### Extracted entries
* * * *

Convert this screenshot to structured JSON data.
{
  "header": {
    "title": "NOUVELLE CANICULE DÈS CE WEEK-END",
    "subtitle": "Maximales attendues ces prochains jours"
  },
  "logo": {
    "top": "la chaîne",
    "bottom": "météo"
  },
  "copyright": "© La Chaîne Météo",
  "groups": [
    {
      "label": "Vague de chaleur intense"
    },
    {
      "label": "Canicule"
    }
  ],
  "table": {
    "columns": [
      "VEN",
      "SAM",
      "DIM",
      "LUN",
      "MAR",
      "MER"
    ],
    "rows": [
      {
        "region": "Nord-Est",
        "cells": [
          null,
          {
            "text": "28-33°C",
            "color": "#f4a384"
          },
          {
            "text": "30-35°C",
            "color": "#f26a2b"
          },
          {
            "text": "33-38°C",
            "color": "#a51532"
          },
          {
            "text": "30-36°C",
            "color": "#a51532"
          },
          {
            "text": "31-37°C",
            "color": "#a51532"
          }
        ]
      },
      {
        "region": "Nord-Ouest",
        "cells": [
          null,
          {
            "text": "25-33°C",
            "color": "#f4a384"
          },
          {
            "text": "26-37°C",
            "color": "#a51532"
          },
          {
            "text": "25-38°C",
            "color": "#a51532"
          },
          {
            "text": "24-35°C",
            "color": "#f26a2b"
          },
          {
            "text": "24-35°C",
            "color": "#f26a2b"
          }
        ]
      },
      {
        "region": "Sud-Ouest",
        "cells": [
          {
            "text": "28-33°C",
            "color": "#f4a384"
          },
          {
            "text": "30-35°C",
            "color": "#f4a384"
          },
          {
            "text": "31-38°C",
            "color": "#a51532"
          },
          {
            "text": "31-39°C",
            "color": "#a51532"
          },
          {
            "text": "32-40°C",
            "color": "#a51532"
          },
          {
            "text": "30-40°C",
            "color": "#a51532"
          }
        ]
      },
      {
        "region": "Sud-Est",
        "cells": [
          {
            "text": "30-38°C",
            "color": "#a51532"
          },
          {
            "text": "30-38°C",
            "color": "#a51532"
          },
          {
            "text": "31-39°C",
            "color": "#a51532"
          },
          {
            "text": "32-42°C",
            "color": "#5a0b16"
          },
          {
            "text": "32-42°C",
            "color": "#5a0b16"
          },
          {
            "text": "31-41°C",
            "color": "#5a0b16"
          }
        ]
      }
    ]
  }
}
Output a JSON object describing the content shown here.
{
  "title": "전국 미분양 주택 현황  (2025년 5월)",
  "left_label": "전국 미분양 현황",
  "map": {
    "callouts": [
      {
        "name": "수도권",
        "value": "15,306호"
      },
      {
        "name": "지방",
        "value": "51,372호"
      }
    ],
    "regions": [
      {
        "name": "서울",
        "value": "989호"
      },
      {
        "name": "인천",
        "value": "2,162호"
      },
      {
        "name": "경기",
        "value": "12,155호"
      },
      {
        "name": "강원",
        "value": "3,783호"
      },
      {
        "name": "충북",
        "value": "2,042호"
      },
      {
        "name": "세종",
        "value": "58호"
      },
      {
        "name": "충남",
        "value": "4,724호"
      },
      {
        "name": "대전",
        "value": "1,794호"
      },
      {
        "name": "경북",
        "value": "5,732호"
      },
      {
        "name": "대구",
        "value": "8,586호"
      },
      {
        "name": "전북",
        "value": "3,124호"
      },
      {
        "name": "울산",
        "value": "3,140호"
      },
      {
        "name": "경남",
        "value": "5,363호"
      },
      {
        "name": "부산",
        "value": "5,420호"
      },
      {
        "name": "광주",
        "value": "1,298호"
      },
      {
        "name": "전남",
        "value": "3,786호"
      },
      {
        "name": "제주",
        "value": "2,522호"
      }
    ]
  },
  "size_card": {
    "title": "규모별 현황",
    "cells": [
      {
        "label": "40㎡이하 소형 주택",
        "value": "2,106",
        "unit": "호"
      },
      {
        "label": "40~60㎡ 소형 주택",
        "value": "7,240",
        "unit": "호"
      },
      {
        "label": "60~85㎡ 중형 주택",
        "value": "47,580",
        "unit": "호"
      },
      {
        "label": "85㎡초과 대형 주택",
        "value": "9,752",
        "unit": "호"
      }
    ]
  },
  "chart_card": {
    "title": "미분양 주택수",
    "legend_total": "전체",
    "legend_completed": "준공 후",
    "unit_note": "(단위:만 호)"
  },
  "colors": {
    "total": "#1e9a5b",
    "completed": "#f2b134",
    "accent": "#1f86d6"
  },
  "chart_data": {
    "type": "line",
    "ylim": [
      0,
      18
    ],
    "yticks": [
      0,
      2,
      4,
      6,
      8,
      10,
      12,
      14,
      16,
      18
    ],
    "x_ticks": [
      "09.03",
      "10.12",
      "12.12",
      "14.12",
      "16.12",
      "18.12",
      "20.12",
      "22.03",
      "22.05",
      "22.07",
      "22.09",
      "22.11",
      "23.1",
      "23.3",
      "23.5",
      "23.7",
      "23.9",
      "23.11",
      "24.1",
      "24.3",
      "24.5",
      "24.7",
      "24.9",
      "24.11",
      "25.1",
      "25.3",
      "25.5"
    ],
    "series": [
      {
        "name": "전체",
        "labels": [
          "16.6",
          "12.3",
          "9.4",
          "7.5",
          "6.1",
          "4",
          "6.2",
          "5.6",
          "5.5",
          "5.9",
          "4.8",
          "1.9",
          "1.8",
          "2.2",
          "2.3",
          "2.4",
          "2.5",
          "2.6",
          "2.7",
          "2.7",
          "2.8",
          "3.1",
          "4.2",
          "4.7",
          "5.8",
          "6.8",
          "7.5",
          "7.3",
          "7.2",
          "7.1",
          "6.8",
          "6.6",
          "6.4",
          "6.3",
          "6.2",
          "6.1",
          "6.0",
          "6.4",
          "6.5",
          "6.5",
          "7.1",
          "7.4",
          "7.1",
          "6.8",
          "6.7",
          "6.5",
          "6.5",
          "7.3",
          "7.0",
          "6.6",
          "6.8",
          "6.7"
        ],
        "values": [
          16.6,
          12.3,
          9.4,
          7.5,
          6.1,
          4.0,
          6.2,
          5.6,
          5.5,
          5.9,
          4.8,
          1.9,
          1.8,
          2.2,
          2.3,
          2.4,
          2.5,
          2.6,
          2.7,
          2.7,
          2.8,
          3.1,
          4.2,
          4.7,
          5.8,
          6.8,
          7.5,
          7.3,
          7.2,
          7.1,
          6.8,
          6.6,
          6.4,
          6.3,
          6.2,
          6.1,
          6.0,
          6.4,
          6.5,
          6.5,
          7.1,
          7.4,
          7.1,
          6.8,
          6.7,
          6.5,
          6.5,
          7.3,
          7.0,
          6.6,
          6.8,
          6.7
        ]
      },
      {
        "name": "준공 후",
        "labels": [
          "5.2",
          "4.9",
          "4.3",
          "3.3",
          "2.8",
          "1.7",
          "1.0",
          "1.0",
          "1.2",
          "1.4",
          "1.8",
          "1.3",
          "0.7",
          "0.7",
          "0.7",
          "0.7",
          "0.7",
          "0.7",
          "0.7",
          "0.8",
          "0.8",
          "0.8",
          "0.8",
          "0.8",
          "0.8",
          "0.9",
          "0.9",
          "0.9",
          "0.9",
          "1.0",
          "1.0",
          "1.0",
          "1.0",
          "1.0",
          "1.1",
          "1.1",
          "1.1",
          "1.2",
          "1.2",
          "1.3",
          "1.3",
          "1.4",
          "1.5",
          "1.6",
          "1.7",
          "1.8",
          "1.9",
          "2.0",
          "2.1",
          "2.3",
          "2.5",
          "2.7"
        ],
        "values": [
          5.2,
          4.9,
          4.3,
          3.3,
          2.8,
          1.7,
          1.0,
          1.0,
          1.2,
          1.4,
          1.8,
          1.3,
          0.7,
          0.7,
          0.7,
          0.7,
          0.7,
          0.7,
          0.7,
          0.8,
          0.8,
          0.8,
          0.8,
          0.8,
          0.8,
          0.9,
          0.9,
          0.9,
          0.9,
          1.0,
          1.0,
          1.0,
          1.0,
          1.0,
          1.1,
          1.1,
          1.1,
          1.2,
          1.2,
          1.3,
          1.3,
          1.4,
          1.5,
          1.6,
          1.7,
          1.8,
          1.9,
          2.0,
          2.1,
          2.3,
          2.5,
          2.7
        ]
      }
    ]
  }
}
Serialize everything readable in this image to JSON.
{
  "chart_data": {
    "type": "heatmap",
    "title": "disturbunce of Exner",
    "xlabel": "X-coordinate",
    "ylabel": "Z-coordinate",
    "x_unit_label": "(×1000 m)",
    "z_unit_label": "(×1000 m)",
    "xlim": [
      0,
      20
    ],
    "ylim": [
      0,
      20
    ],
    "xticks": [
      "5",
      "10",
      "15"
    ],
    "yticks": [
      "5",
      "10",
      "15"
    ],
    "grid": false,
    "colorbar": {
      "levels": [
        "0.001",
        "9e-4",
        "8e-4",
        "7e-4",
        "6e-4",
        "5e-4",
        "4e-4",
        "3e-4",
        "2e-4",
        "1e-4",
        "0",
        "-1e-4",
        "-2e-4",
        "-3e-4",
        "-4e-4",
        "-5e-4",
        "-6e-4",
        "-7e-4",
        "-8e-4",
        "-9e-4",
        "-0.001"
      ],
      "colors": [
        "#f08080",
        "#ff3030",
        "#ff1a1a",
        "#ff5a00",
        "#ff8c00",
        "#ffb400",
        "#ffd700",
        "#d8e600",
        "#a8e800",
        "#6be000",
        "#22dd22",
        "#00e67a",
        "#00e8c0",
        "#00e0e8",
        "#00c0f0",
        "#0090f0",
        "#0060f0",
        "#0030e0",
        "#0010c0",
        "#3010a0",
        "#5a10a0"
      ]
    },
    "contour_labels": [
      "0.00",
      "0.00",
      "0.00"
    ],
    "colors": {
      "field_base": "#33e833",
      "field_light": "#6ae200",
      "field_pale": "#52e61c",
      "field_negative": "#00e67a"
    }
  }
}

* * * *

### Instructions to follow
Tally the lines in the records above that contain the word "JSON", and give only that number.

### Result
3